Items:
________________

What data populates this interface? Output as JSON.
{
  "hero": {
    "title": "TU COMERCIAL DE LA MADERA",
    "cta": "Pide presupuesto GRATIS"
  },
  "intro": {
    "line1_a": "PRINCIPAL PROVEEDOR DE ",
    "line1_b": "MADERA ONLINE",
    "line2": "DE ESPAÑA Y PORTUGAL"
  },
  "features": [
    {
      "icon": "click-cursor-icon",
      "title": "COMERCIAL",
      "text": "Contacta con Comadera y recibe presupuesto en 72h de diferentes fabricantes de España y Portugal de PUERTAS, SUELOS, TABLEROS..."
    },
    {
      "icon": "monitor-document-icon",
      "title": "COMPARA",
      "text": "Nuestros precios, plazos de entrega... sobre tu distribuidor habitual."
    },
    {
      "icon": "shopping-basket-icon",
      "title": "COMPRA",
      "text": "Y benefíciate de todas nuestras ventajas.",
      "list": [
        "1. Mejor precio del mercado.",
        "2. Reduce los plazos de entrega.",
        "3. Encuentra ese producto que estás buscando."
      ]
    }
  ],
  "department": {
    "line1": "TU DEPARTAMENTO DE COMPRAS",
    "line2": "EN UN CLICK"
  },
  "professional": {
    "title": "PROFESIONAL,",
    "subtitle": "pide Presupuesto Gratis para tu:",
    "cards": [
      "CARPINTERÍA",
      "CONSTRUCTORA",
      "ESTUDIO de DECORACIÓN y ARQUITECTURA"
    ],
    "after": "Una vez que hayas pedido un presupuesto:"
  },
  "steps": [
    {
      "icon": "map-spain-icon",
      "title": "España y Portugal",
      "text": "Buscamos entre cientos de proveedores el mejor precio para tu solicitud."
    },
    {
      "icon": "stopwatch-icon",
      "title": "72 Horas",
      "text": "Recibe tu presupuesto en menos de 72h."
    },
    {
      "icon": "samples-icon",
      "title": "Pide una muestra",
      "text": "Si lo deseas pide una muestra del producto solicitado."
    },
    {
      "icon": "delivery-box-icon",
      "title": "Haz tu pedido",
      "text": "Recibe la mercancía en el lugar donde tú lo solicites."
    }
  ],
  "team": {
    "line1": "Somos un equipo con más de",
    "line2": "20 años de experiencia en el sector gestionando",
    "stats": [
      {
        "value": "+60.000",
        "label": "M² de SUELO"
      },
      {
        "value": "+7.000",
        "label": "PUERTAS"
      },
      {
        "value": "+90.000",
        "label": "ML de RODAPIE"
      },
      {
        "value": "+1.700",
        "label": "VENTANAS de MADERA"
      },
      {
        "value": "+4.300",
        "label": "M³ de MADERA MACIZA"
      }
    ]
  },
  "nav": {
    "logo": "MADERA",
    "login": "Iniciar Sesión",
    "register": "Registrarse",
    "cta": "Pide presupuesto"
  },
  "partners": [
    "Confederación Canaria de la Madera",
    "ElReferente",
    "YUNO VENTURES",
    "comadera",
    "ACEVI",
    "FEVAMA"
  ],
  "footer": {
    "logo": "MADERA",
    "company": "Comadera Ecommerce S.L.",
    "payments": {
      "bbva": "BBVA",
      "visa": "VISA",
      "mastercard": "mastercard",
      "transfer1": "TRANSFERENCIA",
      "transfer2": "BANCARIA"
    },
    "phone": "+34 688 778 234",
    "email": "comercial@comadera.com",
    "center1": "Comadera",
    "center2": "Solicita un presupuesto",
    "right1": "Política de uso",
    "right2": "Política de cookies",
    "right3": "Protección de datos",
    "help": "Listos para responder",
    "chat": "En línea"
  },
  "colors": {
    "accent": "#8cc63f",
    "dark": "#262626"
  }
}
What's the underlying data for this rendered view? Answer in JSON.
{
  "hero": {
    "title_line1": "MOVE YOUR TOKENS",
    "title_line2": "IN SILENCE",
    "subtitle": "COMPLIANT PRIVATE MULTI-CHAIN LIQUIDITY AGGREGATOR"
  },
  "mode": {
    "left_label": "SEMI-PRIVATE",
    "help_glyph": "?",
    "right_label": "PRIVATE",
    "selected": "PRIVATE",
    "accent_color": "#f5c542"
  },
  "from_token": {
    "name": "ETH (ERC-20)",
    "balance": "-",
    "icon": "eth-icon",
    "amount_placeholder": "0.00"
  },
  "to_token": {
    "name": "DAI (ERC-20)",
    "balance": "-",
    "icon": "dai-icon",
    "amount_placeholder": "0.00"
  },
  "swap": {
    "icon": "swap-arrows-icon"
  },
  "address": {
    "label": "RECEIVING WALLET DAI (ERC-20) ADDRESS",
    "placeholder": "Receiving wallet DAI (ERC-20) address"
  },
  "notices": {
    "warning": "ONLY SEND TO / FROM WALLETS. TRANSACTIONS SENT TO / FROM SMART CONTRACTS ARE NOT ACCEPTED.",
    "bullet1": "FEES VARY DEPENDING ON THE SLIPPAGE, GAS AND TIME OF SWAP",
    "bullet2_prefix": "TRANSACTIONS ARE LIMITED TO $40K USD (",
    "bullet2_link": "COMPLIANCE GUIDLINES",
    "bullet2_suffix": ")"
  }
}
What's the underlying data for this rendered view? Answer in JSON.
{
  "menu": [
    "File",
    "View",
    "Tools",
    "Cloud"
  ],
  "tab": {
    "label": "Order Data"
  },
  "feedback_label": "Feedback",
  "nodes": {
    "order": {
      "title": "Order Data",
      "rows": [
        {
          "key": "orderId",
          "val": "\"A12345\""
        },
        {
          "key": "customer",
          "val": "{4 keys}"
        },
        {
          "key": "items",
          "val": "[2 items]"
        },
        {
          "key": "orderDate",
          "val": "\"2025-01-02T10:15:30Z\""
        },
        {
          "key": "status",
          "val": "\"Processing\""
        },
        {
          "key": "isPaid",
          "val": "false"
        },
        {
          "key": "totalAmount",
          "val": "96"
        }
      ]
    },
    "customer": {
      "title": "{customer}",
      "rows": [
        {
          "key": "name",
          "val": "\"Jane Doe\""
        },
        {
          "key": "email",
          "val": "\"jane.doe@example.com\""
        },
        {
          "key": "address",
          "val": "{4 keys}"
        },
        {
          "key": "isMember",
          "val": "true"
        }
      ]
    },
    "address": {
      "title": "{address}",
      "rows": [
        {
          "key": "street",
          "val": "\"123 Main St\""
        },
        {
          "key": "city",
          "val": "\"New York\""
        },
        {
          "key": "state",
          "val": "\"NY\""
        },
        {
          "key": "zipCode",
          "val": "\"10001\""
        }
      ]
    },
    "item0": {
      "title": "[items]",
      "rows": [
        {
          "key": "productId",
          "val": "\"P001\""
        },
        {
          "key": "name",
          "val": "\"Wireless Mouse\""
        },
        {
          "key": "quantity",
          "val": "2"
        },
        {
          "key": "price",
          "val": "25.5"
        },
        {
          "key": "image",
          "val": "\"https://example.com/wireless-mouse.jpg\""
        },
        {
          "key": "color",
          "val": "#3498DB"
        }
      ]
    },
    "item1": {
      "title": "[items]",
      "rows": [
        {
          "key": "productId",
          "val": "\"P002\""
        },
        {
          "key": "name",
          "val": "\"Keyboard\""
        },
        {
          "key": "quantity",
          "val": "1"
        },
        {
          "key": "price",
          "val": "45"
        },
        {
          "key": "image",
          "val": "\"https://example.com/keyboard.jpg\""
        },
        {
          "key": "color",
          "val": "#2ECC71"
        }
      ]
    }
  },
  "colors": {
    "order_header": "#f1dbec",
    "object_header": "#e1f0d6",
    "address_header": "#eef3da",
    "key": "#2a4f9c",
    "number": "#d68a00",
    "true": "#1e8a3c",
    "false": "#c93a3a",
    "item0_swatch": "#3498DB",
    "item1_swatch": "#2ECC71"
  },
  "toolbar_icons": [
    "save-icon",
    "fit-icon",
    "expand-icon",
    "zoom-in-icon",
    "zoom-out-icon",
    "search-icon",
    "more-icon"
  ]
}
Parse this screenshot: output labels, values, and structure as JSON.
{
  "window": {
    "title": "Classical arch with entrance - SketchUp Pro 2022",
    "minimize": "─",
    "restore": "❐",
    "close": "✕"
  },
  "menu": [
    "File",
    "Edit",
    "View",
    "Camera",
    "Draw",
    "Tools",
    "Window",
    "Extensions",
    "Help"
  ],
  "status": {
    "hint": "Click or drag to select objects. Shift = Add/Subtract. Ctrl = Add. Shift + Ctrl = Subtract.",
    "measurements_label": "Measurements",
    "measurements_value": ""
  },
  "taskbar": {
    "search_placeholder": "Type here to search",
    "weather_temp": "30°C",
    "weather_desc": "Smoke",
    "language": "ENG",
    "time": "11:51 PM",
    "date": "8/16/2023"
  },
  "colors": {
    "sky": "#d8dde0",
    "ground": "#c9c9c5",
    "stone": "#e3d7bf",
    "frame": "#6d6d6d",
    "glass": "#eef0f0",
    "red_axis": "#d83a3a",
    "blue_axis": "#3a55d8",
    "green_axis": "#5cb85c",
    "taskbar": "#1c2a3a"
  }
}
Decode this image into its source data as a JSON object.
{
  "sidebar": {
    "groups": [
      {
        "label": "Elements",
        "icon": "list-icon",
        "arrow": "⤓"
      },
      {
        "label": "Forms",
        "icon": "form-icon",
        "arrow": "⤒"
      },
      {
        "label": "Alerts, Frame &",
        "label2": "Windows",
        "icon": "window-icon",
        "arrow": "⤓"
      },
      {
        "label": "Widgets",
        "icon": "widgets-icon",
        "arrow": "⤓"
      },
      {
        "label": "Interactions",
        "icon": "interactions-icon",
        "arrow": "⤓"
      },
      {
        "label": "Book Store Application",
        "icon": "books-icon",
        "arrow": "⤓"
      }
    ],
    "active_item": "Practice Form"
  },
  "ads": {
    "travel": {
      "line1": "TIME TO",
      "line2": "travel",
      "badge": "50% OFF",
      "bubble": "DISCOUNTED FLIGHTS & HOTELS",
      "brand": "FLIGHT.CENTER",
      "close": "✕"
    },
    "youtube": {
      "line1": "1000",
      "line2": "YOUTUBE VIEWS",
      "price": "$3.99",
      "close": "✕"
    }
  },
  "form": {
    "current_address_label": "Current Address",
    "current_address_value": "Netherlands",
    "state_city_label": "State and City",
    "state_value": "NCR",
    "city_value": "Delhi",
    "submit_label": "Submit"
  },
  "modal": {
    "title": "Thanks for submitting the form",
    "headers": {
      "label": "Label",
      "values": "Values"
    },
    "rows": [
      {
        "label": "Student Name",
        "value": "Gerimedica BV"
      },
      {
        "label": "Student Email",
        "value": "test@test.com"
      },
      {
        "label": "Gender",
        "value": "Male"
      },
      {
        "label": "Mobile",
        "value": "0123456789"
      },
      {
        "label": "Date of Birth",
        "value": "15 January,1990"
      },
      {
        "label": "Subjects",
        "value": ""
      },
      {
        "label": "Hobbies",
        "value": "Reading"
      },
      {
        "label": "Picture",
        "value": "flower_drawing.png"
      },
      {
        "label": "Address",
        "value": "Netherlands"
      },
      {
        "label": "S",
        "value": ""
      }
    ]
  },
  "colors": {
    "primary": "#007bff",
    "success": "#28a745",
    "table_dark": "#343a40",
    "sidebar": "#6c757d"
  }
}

________________

Problem description: Copy every line above in which the string "TRANSACTIONS" shows up.

Solved problem:
    "warning": "ONLY SEND TO / FROM WALLETS. TRANSACTIONS SENT TO / FROM SMART CONTRACTS ARE NOT ACCEPTED.",
    "bullet2_prefix": "TRANSACTIONS ARE LIMITED TO $40K USD (",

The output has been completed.